In the listing below, find every line containing "Marktkapitalisierung" and copy it out.

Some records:
— START —

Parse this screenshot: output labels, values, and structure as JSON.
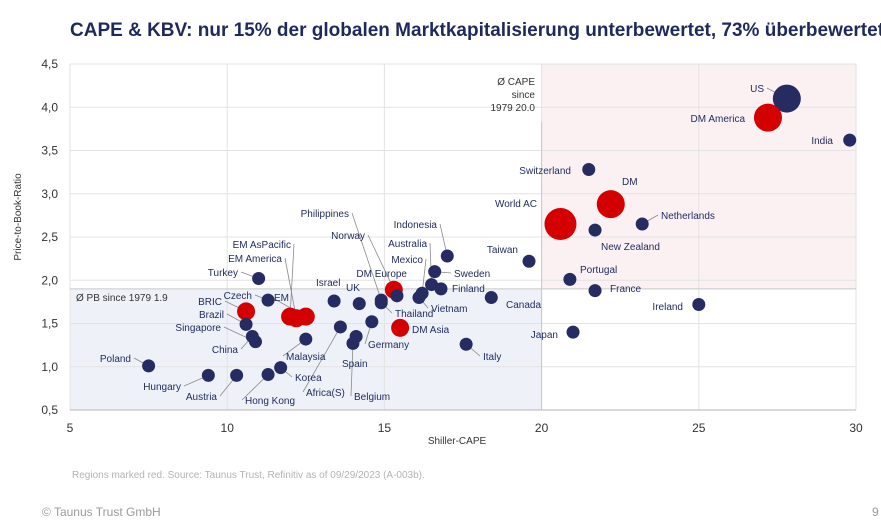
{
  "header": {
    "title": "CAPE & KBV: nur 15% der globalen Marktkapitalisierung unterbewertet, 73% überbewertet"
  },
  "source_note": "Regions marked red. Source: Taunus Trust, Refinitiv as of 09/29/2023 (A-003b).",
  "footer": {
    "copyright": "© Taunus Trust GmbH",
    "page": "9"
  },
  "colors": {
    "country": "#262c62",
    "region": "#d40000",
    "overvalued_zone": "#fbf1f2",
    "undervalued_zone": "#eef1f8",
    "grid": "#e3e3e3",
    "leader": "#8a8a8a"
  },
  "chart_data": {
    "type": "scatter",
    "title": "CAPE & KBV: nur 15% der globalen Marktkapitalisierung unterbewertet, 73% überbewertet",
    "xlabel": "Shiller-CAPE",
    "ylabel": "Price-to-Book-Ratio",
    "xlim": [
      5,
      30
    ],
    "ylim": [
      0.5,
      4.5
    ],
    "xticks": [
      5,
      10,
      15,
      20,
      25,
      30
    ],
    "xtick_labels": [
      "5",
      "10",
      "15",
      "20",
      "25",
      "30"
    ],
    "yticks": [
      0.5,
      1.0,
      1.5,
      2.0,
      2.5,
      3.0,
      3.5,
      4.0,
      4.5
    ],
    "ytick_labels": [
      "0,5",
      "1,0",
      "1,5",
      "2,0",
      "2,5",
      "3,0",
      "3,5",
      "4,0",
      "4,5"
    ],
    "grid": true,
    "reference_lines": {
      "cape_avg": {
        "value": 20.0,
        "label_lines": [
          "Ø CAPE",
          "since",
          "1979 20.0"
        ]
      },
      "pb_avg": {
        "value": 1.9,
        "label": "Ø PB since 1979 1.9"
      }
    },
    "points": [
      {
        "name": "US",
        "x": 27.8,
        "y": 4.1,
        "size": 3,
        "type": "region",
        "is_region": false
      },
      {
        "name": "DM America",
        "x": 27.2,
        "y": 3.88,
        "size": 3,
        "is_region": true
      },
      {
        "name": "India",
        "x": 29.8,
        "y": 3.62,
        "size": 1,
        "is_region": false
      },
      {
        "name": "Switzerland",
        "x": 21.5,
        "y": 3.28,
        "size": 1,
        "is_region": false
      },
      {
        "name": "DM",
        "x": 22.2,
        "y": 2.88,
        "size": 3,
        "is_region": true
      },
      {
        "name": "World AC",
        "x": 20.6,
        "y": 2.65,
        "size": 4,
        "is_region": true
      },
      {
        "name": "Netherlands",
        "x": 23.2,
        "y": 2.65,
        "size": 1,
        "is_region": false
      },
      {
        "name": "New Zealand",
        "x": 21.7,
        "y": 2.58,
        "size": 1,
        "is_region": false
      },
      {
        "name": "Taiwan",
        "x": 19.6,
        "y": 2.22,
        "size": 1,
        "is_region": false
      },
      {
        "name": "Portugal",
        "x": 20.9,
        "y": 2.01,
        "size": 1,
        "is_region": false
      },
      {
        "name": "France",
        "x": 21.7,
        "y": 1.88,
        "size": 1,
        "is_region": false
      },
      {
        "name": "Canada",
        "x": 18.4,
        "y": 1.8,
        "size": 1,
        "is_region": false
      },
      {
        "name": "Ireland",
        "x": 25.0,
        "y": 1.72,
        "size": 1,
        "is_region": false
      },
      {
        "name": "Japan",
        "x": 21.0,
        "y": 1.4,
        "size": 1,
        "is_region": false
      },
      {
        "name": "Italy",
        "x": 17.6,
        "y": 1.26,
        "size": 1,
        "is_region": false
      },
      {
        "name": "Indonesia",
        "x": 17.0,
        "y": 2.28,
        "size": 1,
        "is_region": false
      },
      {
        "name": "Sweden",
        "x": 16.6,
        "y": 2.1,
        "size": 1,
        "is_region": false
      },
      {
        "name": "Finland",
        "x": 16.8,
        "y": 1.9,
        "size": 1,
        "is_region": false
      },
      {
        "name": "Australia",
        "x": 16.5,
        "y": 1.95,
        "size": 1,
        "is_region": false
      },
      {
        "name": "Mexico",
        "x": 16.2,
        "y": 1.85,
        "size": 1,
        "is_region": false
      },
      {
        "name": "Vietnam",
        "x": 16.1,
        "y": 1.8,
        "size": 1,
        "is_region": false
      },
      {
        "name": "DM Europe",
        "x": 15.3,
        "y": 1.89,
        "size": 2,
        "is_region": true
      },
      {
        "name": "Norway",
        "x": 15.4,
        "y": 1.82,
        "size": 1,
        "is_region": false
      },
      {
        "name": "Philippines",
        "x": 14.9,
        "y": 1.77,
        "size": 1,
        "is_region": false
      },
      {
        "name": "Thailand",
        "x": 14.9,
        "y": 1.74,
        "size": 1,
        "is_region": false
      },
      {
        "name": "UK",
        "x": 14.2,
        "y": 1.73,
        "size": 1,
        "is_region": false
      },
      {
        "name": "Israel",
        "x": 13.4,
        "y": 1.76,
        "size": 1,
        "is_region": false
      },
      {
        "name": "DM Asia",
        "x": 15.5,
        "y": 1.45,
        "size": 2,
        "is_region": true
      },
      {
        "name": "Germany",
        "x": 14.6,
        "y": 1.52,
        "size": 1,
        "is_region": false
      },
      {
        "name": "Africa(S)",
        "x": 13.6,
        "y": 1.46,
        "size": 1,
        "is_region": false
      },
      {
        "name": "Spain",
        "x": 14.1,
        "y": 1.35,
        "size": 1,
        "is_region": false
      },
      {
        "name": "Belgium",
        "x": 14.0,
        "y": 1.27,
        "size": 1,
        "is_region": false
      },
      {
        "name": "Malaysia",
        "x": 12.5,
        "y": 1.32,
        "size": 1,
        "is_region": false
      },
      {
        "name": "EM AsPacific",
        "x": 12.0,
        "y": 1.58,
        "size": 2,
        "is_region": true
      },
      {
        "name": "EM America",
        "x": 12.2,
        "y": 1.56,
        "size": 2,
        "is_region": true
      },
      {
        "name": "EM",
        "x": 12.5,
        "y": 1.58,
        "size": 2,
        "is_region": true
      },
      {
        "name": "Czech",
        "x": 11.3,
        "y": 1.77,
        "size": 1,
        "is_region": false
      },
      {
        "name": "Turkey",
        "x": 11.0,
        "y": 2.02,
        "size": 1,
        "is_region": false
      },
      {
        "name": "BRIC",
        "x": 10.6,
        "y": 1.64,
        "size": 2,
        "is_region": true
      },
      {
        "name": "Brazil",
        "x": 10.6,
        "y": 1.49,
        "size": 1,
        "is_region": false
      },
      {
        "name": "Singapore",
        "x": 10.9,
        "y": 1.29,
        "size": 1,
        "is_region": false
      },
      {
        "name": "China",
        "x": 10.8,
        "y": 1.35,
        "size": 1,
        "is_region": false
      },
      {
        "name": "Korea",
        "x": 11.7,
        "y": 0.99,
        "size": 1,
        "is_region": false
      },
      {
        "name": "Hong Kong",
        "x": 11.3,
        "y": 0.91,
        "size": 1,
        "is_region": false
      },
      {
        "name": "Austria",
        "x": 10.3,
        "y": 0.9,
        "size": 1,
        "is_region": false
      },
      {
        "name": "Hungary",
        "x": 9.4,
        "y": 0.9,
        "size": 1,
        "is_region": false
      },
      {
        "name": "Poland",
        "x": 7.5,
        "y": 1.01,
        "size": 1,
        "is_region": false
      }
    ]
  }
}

— END —
— START —

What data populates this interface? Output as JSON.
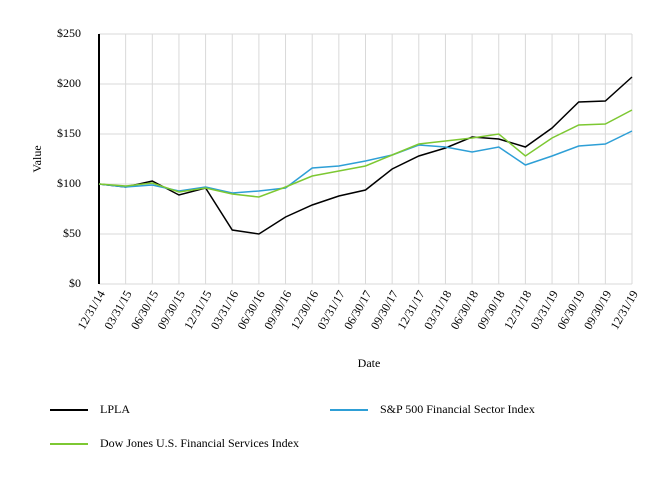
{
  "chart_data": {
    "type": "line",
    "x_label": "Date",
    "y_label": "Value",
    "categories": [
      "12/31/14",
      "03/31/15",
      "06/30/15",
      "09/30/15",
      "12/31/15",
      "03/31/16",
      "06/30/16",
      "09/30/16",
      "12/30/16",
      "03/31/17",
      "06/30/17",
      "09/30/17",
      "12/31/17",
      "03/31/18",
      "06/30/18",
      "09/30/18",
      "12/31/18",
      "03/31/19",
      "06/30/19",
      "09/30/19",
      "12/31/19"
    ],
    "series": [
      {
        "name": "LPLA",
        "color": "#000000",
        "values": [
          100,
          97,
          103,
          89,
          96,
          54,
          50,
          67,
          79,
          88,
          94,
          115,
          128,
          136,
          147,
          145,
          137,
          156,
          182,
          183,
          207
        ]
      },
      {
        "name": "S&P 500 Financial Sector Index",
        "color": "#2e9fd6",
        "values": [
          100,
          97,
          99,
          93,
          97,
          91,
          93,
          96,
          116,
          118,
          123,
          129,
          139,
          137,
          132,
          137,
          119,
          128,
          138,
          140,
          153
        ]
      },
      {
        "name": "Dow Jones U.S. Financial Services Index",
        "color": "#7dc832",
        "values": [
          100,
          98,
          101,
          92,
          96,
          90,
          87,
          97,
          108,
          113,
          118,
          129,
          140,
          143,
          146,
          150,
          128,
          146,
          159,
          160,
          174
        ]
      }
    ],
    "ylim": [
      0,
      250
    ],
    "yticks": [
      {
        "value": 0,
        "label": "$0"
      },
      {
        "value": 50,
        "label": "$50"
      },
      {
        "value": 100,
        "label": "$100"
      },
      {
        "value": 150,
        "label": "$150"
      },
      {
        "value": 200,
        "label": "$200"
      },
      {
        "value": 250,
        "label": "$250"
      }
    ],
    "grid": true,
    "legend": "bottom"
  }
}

— END —

## RESPONSE TO THIS TASK
    "title": "CAPE & KBV: nur 15% der globalen Marktkapitalisierung unterbewertet, 73% überbewertet"
    "title": "CAPE & KBV: nur 15% der globalen Marktkapitalisierung unterbewertet, 73% überbewertet",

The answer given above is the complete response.